Layout region records:
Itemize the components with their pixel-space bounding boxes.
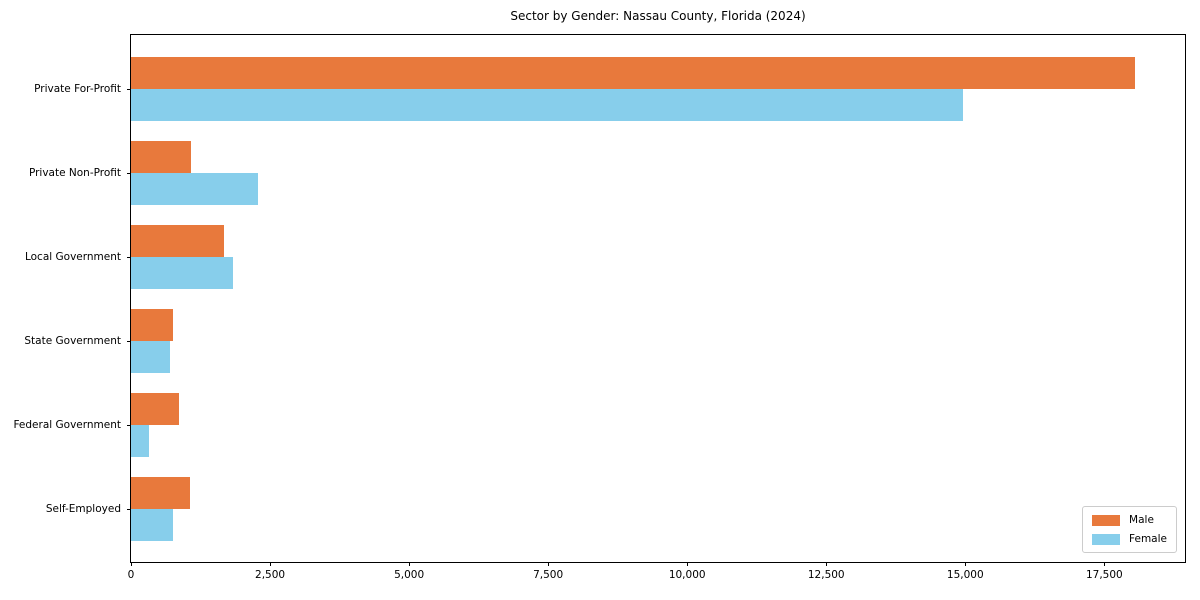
- xtick-mark-15000: [965, 562, 967, 566]
- legend-row-male: Male: [1092, 514, 1167, 526]
- legend-label-male: Male: [1129, 514, 1154, 526]
- ytick-label-local-government: Local Government: [24, 251, 121, 263]
- bar-male-self-employed: [131, 477, 190, 509]
- plot-area: Male Female Private For-Profit Private Non…: [13, 34, 1186, 581]
- xtick-label-17500: 17,500: [1085, 569, 1123, 581]
- bar-male-private-for-profit: [131, 57, 1135, 89]
- legend-label-female: Female: [1129, 533, 1167, 545]
- bar-male-local-government: [131, 225, 225, 257]
- xtick-label-15000: 15,000: [946, 569, 984, 581]
- ytick-label-state-government: State Government: [24, 335, 121, 347]
- ytick-label-private-non-profit: Private Non-Profit: [28, 167, 121, 179]
- chart-title: Sector by Gender: Nassau County, Florida…: [510, 9, 806, 23]
- xtick-mark-0: [131, 562, 132, 566]
- bar-male-federal-government: [131, 393, 180, 425]
- xtick-mark-5000: [409, 562, 411, 566]
- legend-swatch-female: [1092, 533, 1121, 545]
- legend-swatch-male: [1092, 514, 1121, 526]
- xtick-label-5000: 5,000: [394, 569, 425, 581]
- xtick-mark-10000: [687, 562, 689, 566]
- bar-female-local-government: [131, 257, 234, 289]
- ytick-mark-local-government: [127, 257, 131, 258]
- bar-male-state-government: [131, 309, 173, 341]
- legend: Male Female: [1082, 506, 1177, 553]
- ytick-label-self-employed: Self-Employed: [45, 503, 121, 515]
- xtick-label-0: 0: [127, 569, 135, 581]
- ytick-mark-federal-government: [127, 425, 131, 426]
- ytick-label-private-for-profit: Private For-Profit: [34, 83, 121, 95]
- ytick-mark-state-government: [127, 341, 131, 342]
- bar-male-private-non-profit: [131, 141, 192, 173]
- bar-female-private-non-profit: [131, 173, 258, 205]
- bar-female-federal-government: [131, 425, 150, 457]
- xtick-mark-7500: [548, 562, 550, 566]
- xtick-mark-12500: [826, 562, 828, 566]
- xtick-label-12500: 12,500: [807, 569, 845, 581]
- xtick-label-10000: 10,000: [668, 569, 706, 581]
- ytick-mark-self-employed: [127, 509, 131, 510]
- ytick-mark-private-for-profit: [127, 89, 131, 90]
- ytick-mark-private-non-profit: [127, 173, 131, 174]
- bar-female-private-for-profit: [131, 89, 963, 121]
- xtick-mark-2500: [270, 562, 272, 566]
- legend-row-female: Female: [1092, 533, 1167, 545]
- bar-female-self-employed: [131, 509, 173, 541]
- xtick-label-7500: 7,500: [533, 569, 564, 581]
- xtick-label-2500: 2,500: [255, 569, 286, 581]
- bar-female-state-government: [131, 341, 170, 373]
- ytick-label-federal-government: Federal Government: [13, 419, 121, 431]
- xtick-mark-17500: [1104, 562, 1106, 566]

- [GIVEN EXERCISE]:
Convert every line of the rows above into a JSON list of strings, one string per line, with blank lines omitted. Leave the picture placeholders out of the list.

- [OUTPUT]:
[
  "Itemize the components with their pixel-space bounding boxes.",
  "- xtick-mark-15000: [965, 562, 967, 566]",
  "- legend-row-male: Male: [1092, 514, 1167, 526]",
  "- legend-label-male: Male: [1129, 514, 1154, 526]",
  "- ytick-label-local-government: Local Government: [24, 251, 121, 263]",
  "- bar-male-self-employed: [131, 477, 190, 509]",
  "- plot-area: Male Female Private For-Profit Private Non…: [13, 34, 1186, 581]",
  "- xtick-label-17500: 17,500: [1085, 569, 1123, 581]",
  "- bar-male-private-for-profit: [131, 57, 1135, 89]",
  "- legend-label-female: Female: [1129, 533, 1167, 545]",
  "- bar-male-local-government: [131, 225, 225, 257]",
  "- xtick-label-15000: 15,000: [946, 569, 984, 581]",
  "- ytick-label-state-government: State Government: [24, 335, 121, 347]",
  "- ytick-label-private-non-profit: Private Non-Profit: [28, 167, 121, 179]",
  "- chart-title: Sector by Gender: Nassau County, Florida…: [510, 9, 806, 23]",
  "- xtick-mark-0: [131, 562, 132, 566]",
  "- bar-male-federal-government: [131, 393, 180, 425]",
  "- xtick-mark-5000: [409, 562, 411, 566]",
  "- legend-swatch-female: [1092, 533, 1121, 545]",
  "- legend-swatch-male: [1092, 514, 1121, 526]",
  "- xtick-label-5000: 5,000: [394, 569, 425, 581]",
  "- xtick-mark-10000: [687, 562, 689, 566]",
  "- bar-female-local-government: [131, 257, 234, 289]",
  "- ytick-mark-local-government: [127, 257, 131, 258]",
  "- bar-male-state-government: [131, 309, 173, 341]",
  "- legend: Male Female: [1082, 506, 1177, 553]",
  "- ytick-label-self-employed: Self-Employed: [45, 503, 121, 515]",
  "- xtick-label-0: 0: [127, 569, 135, 581]",
  "- ytick-mark-federal-government: [127, 425, 131, 426]",
  "- ytick-label-private-for-profit: Private For-Profit: [34, 83, 121, 95]",
  "- ytick-mark-state-government: [127, 341, 131, 342]",
  "- bar-male-private-non-profit: [131, 141, 192, 173]",
  "- bar-female-private-non-profit: [131, 173, 258, 205]",
  "- bar-female-federal-government: [131, 425, 150, 457]",
  "- xtick-mark-7500: [548, 562, 550, 566]",
  "- xtick-mark-12500: [826, 562, 828, 566]",
  "- xtick-label-12500: 12,500: [807, 569, 845, 581]",
  "- xtick-label-10000: 10,000: [668, 569, 706, 581]",
  "- ytick-mark-self-employed: [127, 509, 131, 510]",
  "- ytick-mark-private-for-profit: [127, 89, 131, 90]",
  "- ytick-mark-private-non-profit: [127, 173, 131, 174]",
  "- bar-female-private-for-profit: [131, 89, 963, 121]",
  "- xtick-mark-2500: [270, 562, 272, 566]",
  "- legend-row-female: Female: [1092, 533, 1167, 545]",
  "- bar-female-self-employed: [131, 509, 173, 541]",
  "- xtick-label-7500: 7,500: [533, 569, 564, 581]",
  "- xtick-label-2500: 2,500: [255, 569, 286, 581]",
  "- bar-female-state-government: [131, 341, 170, 373]",
  "- ytick-label-federal-government: Federal Government: [13, 419, 121, 431]",
  "- xtick-mark-17500: [1104, 562, 1106, 566]"
]